* **INSTRUCTIONS FOR THE TASK**: Repeat the records below exactly, leaving out every picture.
[begin EXERCISE INPUTS]
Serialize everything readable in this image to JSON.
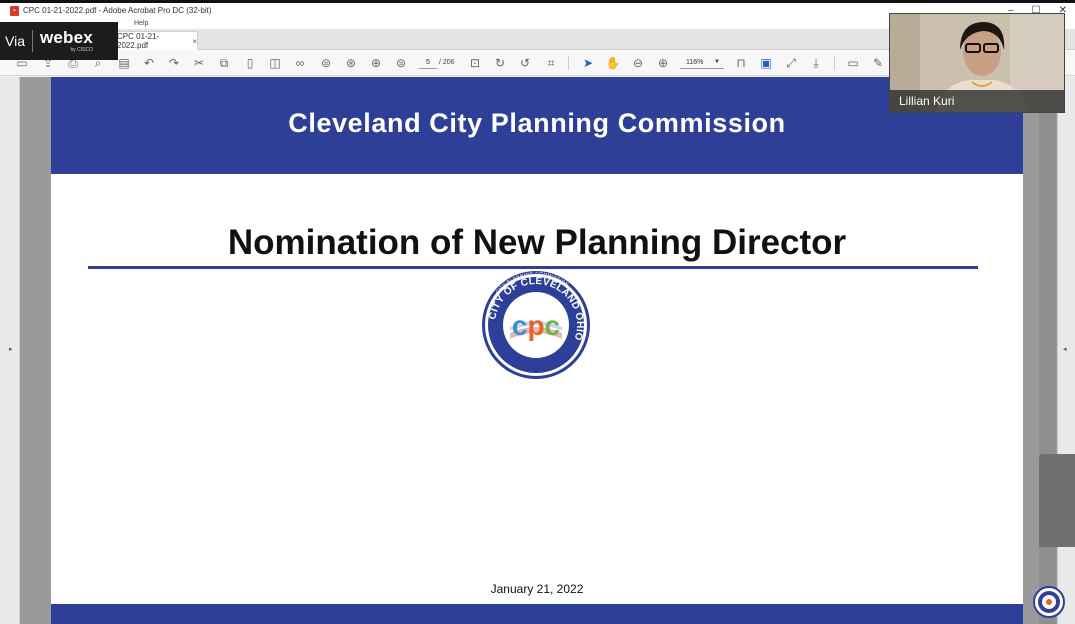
{
  "window": {
    "title": "CPC 01-21-2022.pdf - Adobe Acrobat Pro DC (32-bit)",
    "menu_help": "Help",
    "controls": [
      "–",
      "☐",
      "✕"
    ]
  },
  "tab": {
    "label": "CPC 01-21-2022.pdf",
    "close": "×"
  },
  "toolbar": {
    "page_current": "5",
    "page_total": "/ 206",
    "zoom": "116%"
  },
  "webex": {
    "via": "Via",
    "brand": "webex",
    "sub": "by CISCO"
  },
  "slide": {
    "header": "Cleveland City Planning Commission",
    "title": "Nomination of New Planning Director",
    "seal_ring_top": "CITY PLANNING COMMISSION",
    "seal_ring_main": "CITY OF CLEVELAND OHIO",
    "seal_letters": "cpc",
    "date": "January 21, 2022"
  },
  "participant": {
    "name": "Lillian Kuri"
  },
  "colors": {
    "slide_blue": "#2d3f97",
    "cpc_c1": "#3d8fd1",
    "cpc_p": "#e8622a",
    "cpc_c2": "#6fb34a"
  }
}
[end EXERCISE INPUTS]
* **SOLUTION FOR THIS TASK**:
Serialize everything readable in this image to JSON.
{
  "window": {
    "title": "CPC 01-21-2022.pdf - Adobe Acrobat Pro DC (32-bit)",
    "menu_help": "Help",
    "controls": [
      "–",
      "☐",
      "✕"
    ]
  },
  "tab": {
    "label": "CPC 01-21-2022.pdf",
    "close": "×"
  },
  "toolbar": {
    "page_current": "5",
    "page_total": "/ 206",
    "zoom": "116%"
  },
  "webex": {
    "via": "Via",
    "brand": "webex",
    "sub": "by CISCO"
  },
  "slide": {
    "header": "Cleveland City Planning Commission",
    "title": "Nomination of New Planning Director",
    "seal_ring_top": "CITY PLANNING COMMISSION",
    "seal_ring_main": "CITY OF CLEVELAND OHIO",
    "seal_letters": "cpc",
    "date": "January 21, 2022"
  },
  "participant": {
    "name": "Lillian Kuri"
  },
  "colors": {
    "slide_blue": "#2d3f97",
    "cpc_c1": "#3d8fd1",
    "cpc_p": "#e8622a",
    "cpc_c2": "#6fb34a"
  }
}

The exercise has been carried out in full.